> Exercise description
Scan the data below for the string "this". Show every line where it turns up.

(Entries from a visual dataset)
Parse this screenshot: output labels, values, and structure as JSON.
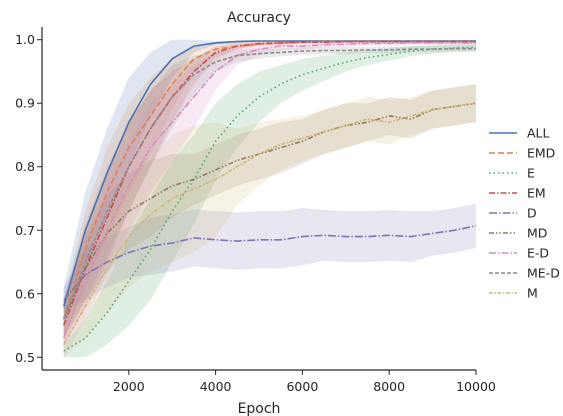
{
  "chart_data": {
    "type": "line",
    "title": "Accuracy",
    "xlabel": "Epoch",
    "ylabel": "",
    "xlim": [
      0,
      10000
    ],
    "ylim": [
      0.48,
      1.02
    ],
    "xticks": [
      2000,
      4000,
      6000,
      8000,
      10000
    ],
    "xtick_labels": [
      "2000",
      "4000",
      "6000",
      "8000",
      "10000"
    ],
    "yticks": [
      0.5,
      0.6,
      0.7,
      0.8,
      0.9,
      1.0
    ],
    "ytick_labels": [
      "0.5",
      "0.6",
      "0.7",
      "0.8",
      "0.9",
      "1.0"
    ],
    "grid": false,
    "legend_position": "right",
    "x": [
      500,
      1000,
      1500,
      2000,
      2500,
      3000,
      3500,
      4000,
      4500,
      5000,
      5500,
      6000,
      6500,
      7000,
      7500,
      8000,
      8500,
      9000,
      9500,
      10000
    ],
    "series": [
      {
        "name": "ALL",
        "color": "#4c72b0",
        "dash": "",
        "values": [
          0.58,
          0.7,
          0.79,
          0.87,
          0.93,
          0.97,
          0.99,
          0.995,
          0.997,
          0.998,
          0.998,
          0.998,
          0.998,
          0.998,
          0.998,
          0.998,
          0.998,
          0.998,
          0.998,
          0.998
        ],
        "band": [
          0.03,
          0.06,
          0.07,
          0.07,
          0.05,
          0.03,
          0.01,
          0.003,
          0.002,
          0.001,
          0.001,
          0.001,
          0.001,
          0.001,
          0.001,
          0.001,
          0.001,
          0.001,
          0.001,
          0.001
        ]
      },
      {
        "name": "EMD",
        "color": "#dd8452",
        "dash": "6,3",
        "values": [
          0.56,
          0.67,
          0.76,
          0.83,
          0.88,
          0.93,
          0.97,
          0.985,
          0.99,
          0.993,
          0.995,
          0.996,
          0.997,
          0.997,
          0.997,
          0.997,
          0.997,
          0.997,
          0.997,
          0.997
        ],
        "band": [
          0.03,
          0.06,
          0.07,
          0.07,
          0.06,
          0.04,
          0.02,
          0.01,
          0.005,
          0.003,
          0.003,
          0.002,
          0.002,
          0.002,
          0.002,
          0.002,
          0.002,
          0.002,
          0.002,
          0.002
        ]
      },
      {
        "name": "E",
        "color": "#55a868",
        "dash": "1.5,3",
        "values": [
          0.51,
          0.53,
          0.57,
          0.62,
          0.67,
          0.73,
          0.78,
          0.84,
          0.88,
          0.91,
          0.93,
          0.945,
          0.955,
          0.965,
          0.972,
          0.977,
          0.982,
          0.985,
          0.987,
          0.988
        ],
        "band": [
          0.01,
          0.03,
          0.05,
          0.07,
          0.08,
          0.08,
          0.07,
          0.06,
          0.05,
          0.04,
          0.03,
          0.025,
          0.02,
          0.015,
          0.012,
          0.01,
          0.008,
          0.007,
          0.006,
          0.006
        ]
      },
      {
        "name": "EM",
        "color": "#c44e52",
        "dash": "6,2,1.5,2",
        "values": [
          0.55,
          0.64,
          0.72,
          0.8,
          0.86,
          0.91,
          0.95,
          0.98,
          0.99,
          0.994,
          0.995,
          0.996,
          0.996,
          0.997,
          0.997,
          0.997,
          0.997,
          0.997,
          0.997,
          0.997
        ],
        "band": [
          0.03,
          0.06,
          0.07,
          0.07,
          0.06,
          0.04,
          0.02,
          0.01,
          0.005,
          0.003,
          0.003,
          0.002,
          0.002,
          0.002,
          0.002,
          0.002,
          0.002,
          0.002,
          0.002,
          0.002
        ]
      },
      {
        "name": "D",
        "color": "#8172b3",
        "dash": "8,2,1.5,2",
        "values": [
          0.59,
          0.63,
          0.65,
          0.665,
          0.675,
          0.68,
          0.688,
          0.685,
          0.683,
          0.685,
          0.685,
          0.69,
          0.692,
          0.69,
          0.69,
          0.692,
          0.69,
          0.695,
          0.7,
          0.707
        ],
        "band": [
          0.02,
          0.04,
          0.04,
          0.04,
          0.045,
          0.045,
          0.045,
          0.045,
          0.045,
          0.045,
          0.045,
          0.045,
          0.04,
          0.04,
          0.04,
          0.04,
          0.04,
          0.035,
          0.035,
          0.035
        ]
      },
      {
        "name": "MD",
        "color": "#937860",
        "dash": "5,2,1.5,2,1.5,2",
        "values": [
          0.56,
          0.64,
          0.695,
          0.73,
          0.75,
          0.77,
          0.78,
          0.795,
          0.81,
          0.82,
          0.83,
          0.84,
          0.855,
          0.865,
          0.87,
          0.88,
          0.875,
          0.89,
          0.895,
          0.9
        ],
        "band": [
          0.03,
          0.05,
          0.06,
          0.06,
          0.06,
          0.05,
          0.04,
          0.04,
          0.04,
          0.04,
          0.04,
          0.035,
          0.035,
          0.035,
          0.03,
          0.03,
          0.03,
          0.03,
          0.03,
          0.03
        ]
      },
      {
        "name": "E-D",
        "color": "#da8bc3",
        "dash": "7,2,1.5,2",
        "values": [
          0.53,
          0.62,
          0.7,
          0.77,
          0.83,
          0.87,
          0.91,
          0.95,
          0.975,
          0.985,
          0.99,
          0.99,
          0.992,
          0.993,
          0.994,
          0.994,
          0.995,
          0.995,
          0.995,
          0.995
        ],
        "band": [
          0.03,
          0.06,
          0.07,
          0.07,
          0.07,
          0.06,
          0.05,
          0.03,
          0.015,
          0.01,
          0.006,
          0.005,
          0.004,
          0.004,
          0.003,
          0.003,
          0.003,
          0.003,
          0.003,
          0.003
        ]
      },
      {
        "name": "ME-D",
        "color": "#8c8c8c",
        "dash": "4,2",
        "values": [
          0.56,
          0.65,
          0.73,
          0.8,
          0.86,
          0.91,
          0.945,
          0.965,
          0.975,
          0.978,
          0.98,
          0.982,
          0.983,
          0.983,
          0.984,
          0.984,
          0.985,
          0.985,
          0.986,
          0.986
        ],
        "band": [
          0.03,
          0.06,
          0.07,
          0.07,
          0.06,
          0.05,
          0.03,
          0.015,
          0.01,
          0.008,
          0.006,
          0.006,
          0.006,
          0.006,
          0.005,
          0.005,
          0.005,
          0.005,
          0.005,
          0.005
        ]
      },
      {
        "name": "M",
        "color": "#ccb974",
        "dash": "4,1.5,1.5,1.5",
        "values": [
          0.52,
          0.58,
          0.64,
          0.69,
          0.725,
          0.75,
          0.765,
          0.78,
          0.8,
          0.82,
          0.835,
          0.845,
          0.855,
          0.865,
          0.875,
          0.87,
          0.88,
          0.89,
          0.895,
          0.9
        ],
        "band": [
          0.02,
          0.05,
          0.07,
          0.08,
          0.09,
          0.1,
          0.1,
          0.09,
          0.06,
          0.05,
          0.04,
          0.035,
          0.035,
          0.035,
          0.035,
          0.035,
          0.03,
          0.03,
          0.03,
          0.03
        ]
      }
    ]
  }
}
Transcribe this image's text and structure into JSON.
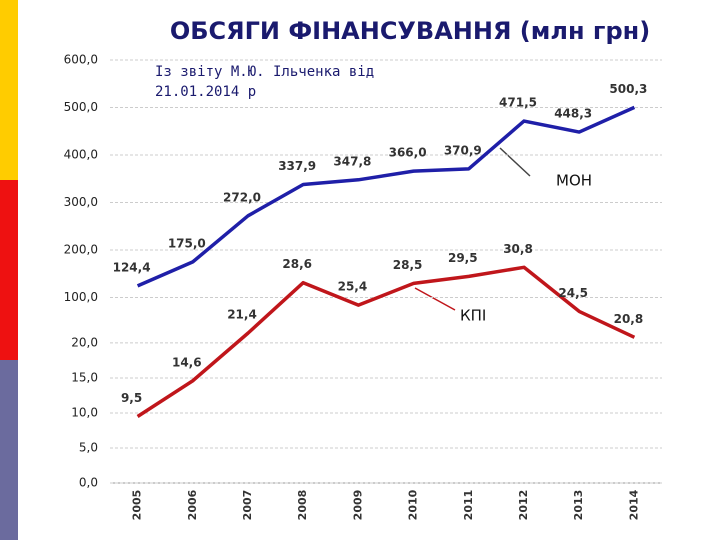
{
  "chart_data": {
    "type": "line",
    "title": "ОБСЯГИ ФІНАНСУВАННЯ (млн грн)",
    "annotation": "Із звіту М.Ю. Ільченка від 21.01.2014 р",
    "categories": [
      "2005",
      "2006",
      "2007",
      "2008",
      "2009",
      "2010",
      "2011",
      "2012",
      "2013",
      "2014"
    ],
    "series": [
      {
        "name": "МОН",
        "color": "#1f1fa8",
        "axis": "y2",
        "values": [
          124.4,
          175.0,
          272.0,
          337.9,
          347.8,
          366.0,
          370.9,
          471.5,
          448.3,
          500.3
        ],
        "value_labels": [
          "124,4",
          "175,0",
          "272,0",
          "337,9",
          "347,8",
          "366,0",
          "370,9",
          "471,5",
          "448,3",
          "500,3"
        ]
      },
      {
        "name": "КПІ",
        "color": "#c0161b",
        "values": [
          9.5,
          14.6,
          21.4,
          28.6,
          25.4,
          28.5,
          29.5,
          30.8,
          24.5,
          20.8
        ],
        "value_labels": [
          "9,5",
          "14,6",
          "21,4",
          "28,6",
          "25,4",
          "28,5",
          "29,5",
          "30,8",
          "24,5",
          "20,8"
        ]
      }
    ],
    "ylim": [
      0,
      60.4
    ],
    "yticks": [
      {
        "value": 0,
        "label": "0,0"
      },
      {
        "value": 5,
        "label": "5,0"
      },
      {
        "value": 10,
        "label": "10,0"
      },
      {
        "value": 15,
        "label": "15,0"
      },
      {
        "value": 20,
        "label": "20,0"
      }
    ],
    "y2lim": [
      -290.5,
      600
    ],
    "y2ticks": [
      {
        "value": 100,
        "label": "100,0"
      },
      {
        "value": 200,
        "label": "200,0"
      },
      {
        "value": 300,
        "label": "300,0"
      },
      {
        "value": 400,
        "label": "400,0"
      },
      {
        "value": 500,
        "label": "500,0"
      },
      {
        "value": 600,
        "label": "600,0"
      }
    ],
    "grid": true
  }
}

> Exercise solution
Parse this screenshot: output labels, values, and structure as JSON.
Transcribe this image's text and structure into JSON.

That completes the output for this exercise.